(begin)

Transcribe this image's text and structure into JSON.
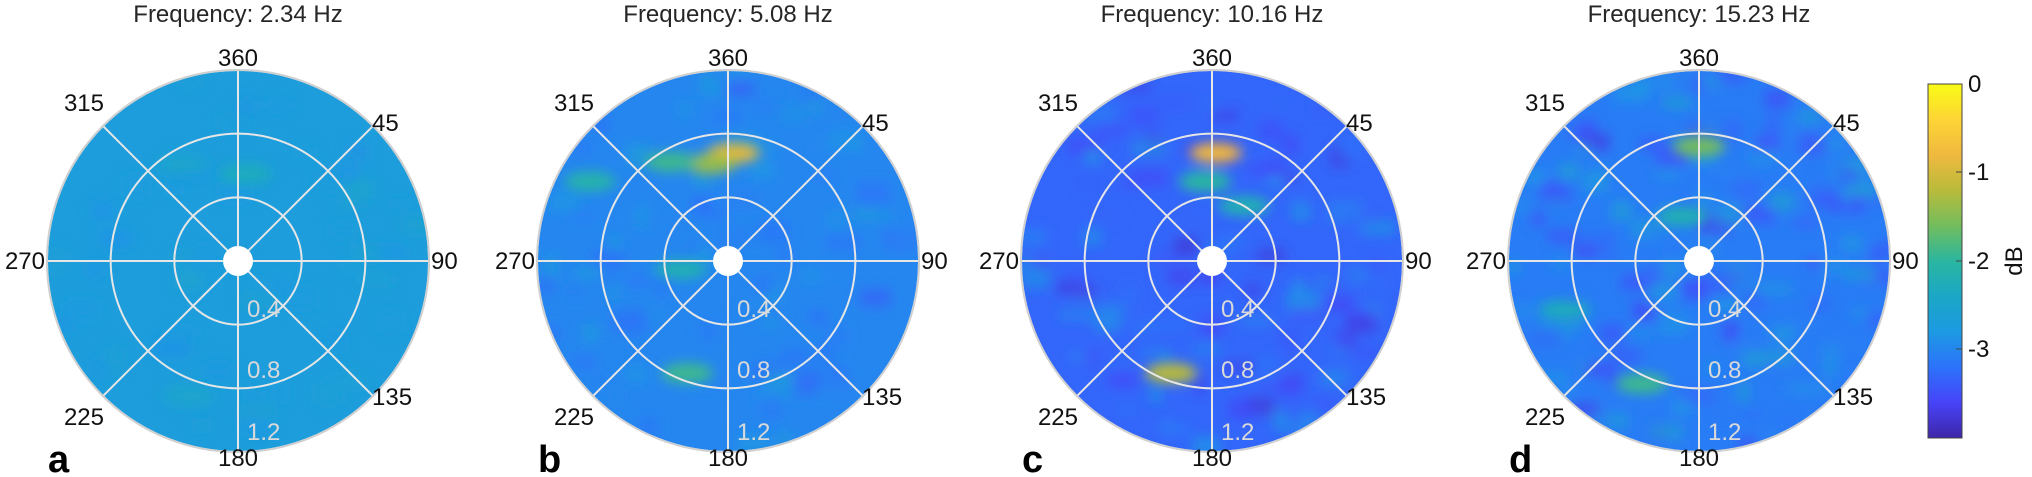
{
  "chart_data": [
    {
      "type": "heatmap",
      "panel_letter": "a",
      "title": "Frequency:  2.34 Hz",
      "angular_ticks": [
        "360",
        "45",
        "90",
        "135",
        "180",
        "225",
        "270",
        "315"
      ],
      "radial_ticks": [
        "0.4",
        "0.8",
        "1.2"
      ],
      "radial_values": [
        0.4,
        0.8,
        1.2
      ],
      "rlim": [
        0,
        1.2
      ],
      "background_level_db": -2.7,
      "hotspots": [
        {
          "angle": 5,
          "r": 0.55,
          "db": -2.3
        },
        {
          "angle": 330,
          "r": 0.7,
          "db": -2.5
        },
        {
          "angle": 200,
          "r": 0.9,
          "db": -2.5
        }
      ]
    },
    {
      "type": "heatmap",
      "panel_letter": "b",
      "title": "Frequency:  5.08 Hz",
      "angular_ticks": [
        "360",
        "45",
        "90",
        "135",
        "180",
        "225",
        "270",
        "315"
      ],
      "radial_ticks": [
        "0.4",
        "0.8",
        "1.2"
      ],
      "radial_values": [
        0.4,
        0.8,
        1.2
      ],
      "rlim": [
        0,
        1.2
      ],
      "background_level_db": -3.0,
      "hotspots": [
        {
          "angle": 3,
          "r": 0.68,
          "db": -0.9
        },
        {
          "angle": 350,
          "r": 0.62,
          "db": -1.4
        },
        {
          "angle": 330,
          "r": 0.72,
          "db": -1.9
        },
        {
          "angle": 200,
          "r": 0.75,
          "db": -1.9
        },
        {
          "angle": 300,
          "r": 1.0,
          "db": -2.1
        },
        {
          "angle": 260,
          "r": 0.3,
          "db": -2.2
        }
      ]
    },
    {
      "type": "heatmap",
      "panel_letter": "c",
      "title": "Frequency: 10.16 Hz",
      "angular_ticks": [
        "360",
        "45",
        "90",
        "135",
        "180",
        "225",
        "270",
        "315"
      ],
      "radial_ticks": [
        "0.4",
        "0.8",
        "1.2"
      ],
      "radial_values": [
        0.4,
        0.8,
        1.2
      ],
      "rlim": [
        0,
        1.2
      ],
      "background_level_db": -3.3,
      "hotspots": [
        {
          "angle": 2,
          "r": 0.68,
          "db": -0.8
        },
        {
          "angle": 200,
          "r": 0.75,
          "db": -1.2
        },
        {
          "angle": 355,
          "r": 0.5,
          "db": -2.0
        },
        {
          "angle": 30,
          "r": 0.4,
          "db": -2.2
        }
      ]
    },
    {
      "type": "heatmap",
      "panel_letter": "d",
      "title": "Frequency: 15.23 Hz",
      "angular_ticks": [
        "360",
        "45",
        "90",
        "135",
        "180",
        "225",
        "270",
        "315"
      ],
      "radial_ticks": [
        "0.4",
        "0.8",
        "1.2"
      ],
      "radial_values": [
        0.4,
        0.8,
        1.2
      ],
      "rlim": [
        0,
        1.2
      ],
      "background_level_db": -3.1,
      "hotspots": [
        {
          "angle": 0,
          "r": 0.72,
          "db": -1.6
        },
        {
          "angle": 205,
          "r": 0.85,
          "db": -1.9
        },
        {
          "angle": 340,
          "r": 0.3,
          "db": -2.2
        },
        {
          "angle": 250,
          "r": 0.9,
          "db": -2.3
        }
      ]
    }
  ],
  "colorbar": {
    "label": "dB",
    "ticks": [
      "0",
      "-1",
      "-2",
      "-3"
    ],
    "tick_values": [
      0,
      -1,
      -2,
      -3
    ],
    "range": [
      -4,
      0
    ],
    "colormap": [
      "#3e26a8",
      "#4743f8",
      "#2c72fb",
      "#1d9ae2",
      "#1ba7c6",
      "#2ab6a0",
      "#73bd5d",
      "#b9bb3b",
      "#f0b93f",
      "#fdd535",
      "#f9fb15"
    ]
  }
}
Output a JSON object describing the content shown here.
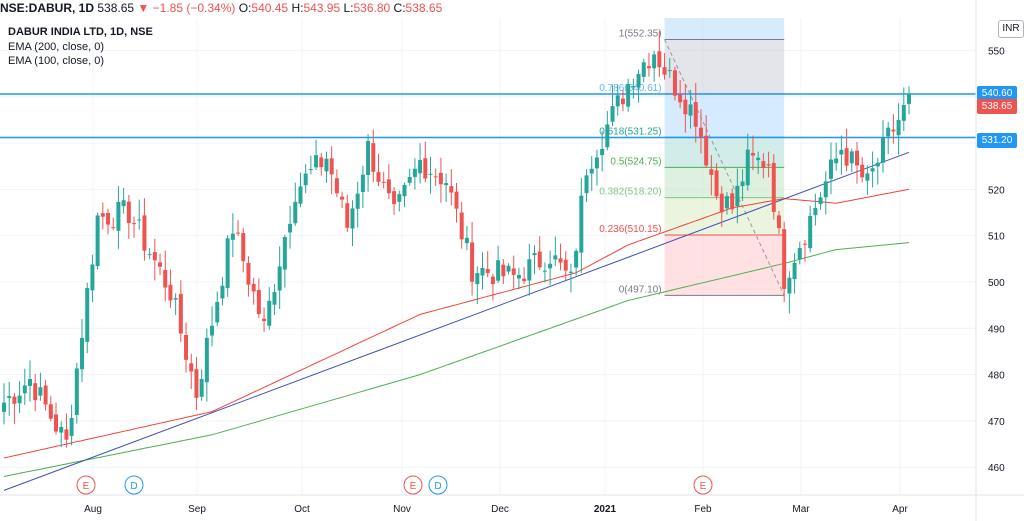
{
  "header": {
    "symbol": "NSE:DABUR, 1D",
    "last": "538.65",
    "change": "−1.85 (−0.34%)",
    "o_label": "O:",
    "o": "540.45",
    "h_label": "H:",
    "h": "543.95",
    "l_label": "L:",
    "l": "536.80",
    "c_label": "C:",
    "c": "538.65"
  },
  "legend": {
    "title": "DABUR INDIA LTD, 1D, NSE",
    "ema200": "EMA (200, close, 0)",
    "ema100": "EMA (100, close, 0)"
  },
  "currency": "INR",
  "price_tags": {
    "line_upper": "540.60",
    "last": "538.65",
    "line_lower": "531.20"
  },
  "colors": {
    "up": "#26a69a",
    "down": "#ef5350",
    "ema200": "#4caf50",
    "ema100": "#f44336",
    "trend": "#3f51b5",
    "hline": "#2196f3"
  },
  "chart_data": {
    "type": "candlestick",
    "ylim": [
      454,
      557
    ],
    "y_ticks": [
      460,
      470,
      480,
      490,
      500,
      510,
      520,
      530,
      540,
      550
    ],
    "x_ticks": [
      {
        "label": "Aug",
        "bold": false
      },
      {
        "label": "Sep",
        "bold": false
      },
      {
        "label": "Oct",
        "bold": false
      },
      {
        "label": "Nov",
        "bold": false
      },
      {
        "label": "Dec",
        "bold": false
      },
      {
        "label": "2021",
        "bold": true
      },
      {
        "label": "Feb",
        "bold": false
      },
      {
        "label": "Mar",
        "bold": false
      },
      {
        "label": "Apr",
        "bold": false
      }
    ],
    "candle_count": 175,
    "anchors": [
      [
        0,
        474
      ],
      [
        5,
        479
      ],
      [
        12,
        465
      ],
      [
        18,
        514
      ],
      [
        24,
        515
      ],
      [
        32,
        498
      ],
      [
        37,
        476
      ],
      [
        44,
        512
      ],
      [
        50,
        490
      ],
      [
        56,
        520
      ],
      [
        62,
        527
      ],
      [
        66,
        512
      ],
      [
        70,
        529
      ],
      [
        75,
        514
      ],
      [
        80,
        526
      ],
      [
        85,
        522
      ],
      [
        90,
        503
      ],
      [
        98,
        501
      ],
      [
        105,
        506
      ],
      [
        109,
        500
      ],
      [
        112,
        525
      ],
      [
        117,
        536
      ],
      [
        121,
        545
      ],
      [
        125,
        550
      ],
      [
        128,
        544
      ],
      [
        133,
        536
      ],
      [
        137,
        519
      ],
      [
        140,
        516
      ],
      [
        143,
        526
      ],
      [
        147,
        526
      ],
      [
        150,
        501
      ],
      [
        154,
        511
      ],
      [
        157,
        519
      ],
      [
        161,
        529
      ],
      [
        166,
        521
      ],
      [
        170,
        531
      ],
      [
        174,
        539
      ]
    ],
    "ema200": {
      "name": "EMA (200, close, 0)",
      "points": [
        [
          0,
          458
        ],
        [
          40,
          467
        ],
        [
          80,
          480
        ],
        [
          120,
          496
        ],
        [
          150,
          504
        ],
        [
          160,
          507
        ],
        [
          174,
          508.5
        ]
      ]
    },
    "ema100": {
      "name": "EMA (100, close, 0)",
      "points": [
        [
          0,
          462
        ],
        [
          40,
          472
        ],
        [
          80,
          493
        ],
        [
          110,
          502
        ],
        [
          120,
          508
        ],
        [
          140,
          516
        ],
        [
          150,
          518
        ],
        [
          160,
          517
        ],
        [
          174,
          520
        ]
      ]
    },
    "trendline": {
      "from": [
        0,
        455
      ],
      "to": [
        174,
        528
      ]
    },
    "horizontal_lines": [
      540.6,
      531.2
    ],
    "fibonacci": {
      "start_index": 127,
      "end_index": 150,
      "levels": [
        {
          "ratio": "1",
          "value": 552.35,
          "label": "1(552.35)",
          "fill": "#d1d4dc",
          "color": "#787b86"
        },
        {
          "ratio": "0.786",
          "value": 540.61,
          "label": "0.786(540.61)",
          "fill": "#bbdefb",
          "color": "#64b5f6"
        },
        {
          "ratio": "0.618",
          "value": 531.25,
          "label": "0.618(531.25)",
          "fill": "#b2dfdb",
          "color": "#26a69a"
        },
        {
          "ratio": "0.5",
          "value": 524.75,
          "label": "0.5(524.75)",
          "fill": "#c8e6c9",
          "color": "#4caf50"
        },
        {
          "ratio": "0.382",
          "value": 518.2,
          "label": "0.382(518.20)",
          "fill": "#dcedc8",
          "color": "#81c784"
        },
        {
          "ratio": "0.236",
          "value": 510.15,
          "label": "0.236(510.15)",
          "fill": "#ffcdd2",
          "color": "#ef5350"
        },
        {
          "ratio": "0",
          "value": 497.1,
          "label": "0(497.10)",
          "fill": "#ffcdd2",
          "color": "#787b86"
        }
      ]
    },
    "events": [
      {
        "label": "E",
        "color": "#ef5350"
      },
      {
        "label": "D",
        "color": "#2196f3"
      },
      {
        "label": "E",
        "color": "#ef5350"
      },
      {
        "label": "D",
        "color": "#2196f3"
      },
      {
        "label": "E",
        "color": "#ef5350"
      }
    ]
  }
}
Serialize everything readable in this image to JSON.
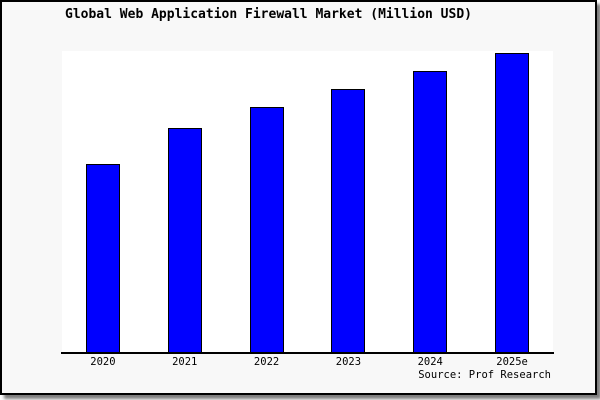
{
  "title": "Global Web Application Firewall Market (Million USD)",
  "footer": {
    "source": "Source: Prof Research"
  },
  "colors": {
    "bar_fill": "#0000ff",
    "bar_border": "#000000",
    "canvas_background": "#f8f8f8",
    "plot_background": "#ffffff",
    "axis": "#000000",
    "frame_border": "#000000"
  },
  "chart_data": {
    "type": "bar",
    "title": "Global Web Application Firewall Market (Million USD)",
    "categories": [
      "2020",
      "2021",
      "2022",
      "2023",
      "2024",
      "2025e"
    ],
    "values": [
      63,
      75,
      82,
      88,
      94,
      100
    ],
    "values_unit": "relative size (normalized, 2025e = 100); no numeric y-axis shown in chart",
    "xlabel": "",
    "ylabel": "",
    "ylim": [
      0,
      100
    ],
    "grid": false,
    "y_axis_visible": false,
    "legend": null,
    "source": "Source: Prof Research"
  }
}
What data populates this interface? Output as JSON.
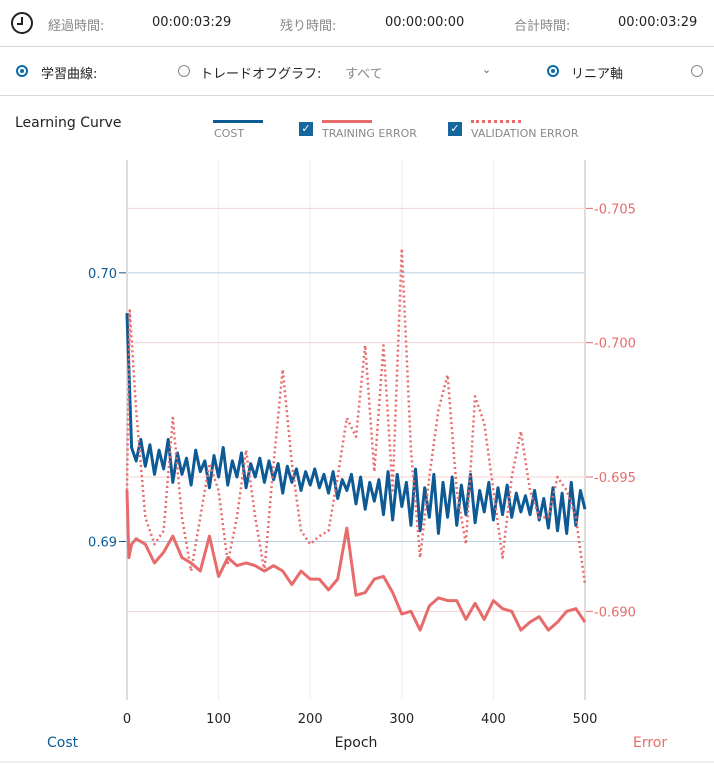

(end)

Each line that contains the string "Market" counts once; report how many such lines the entries have, giving only the number.

2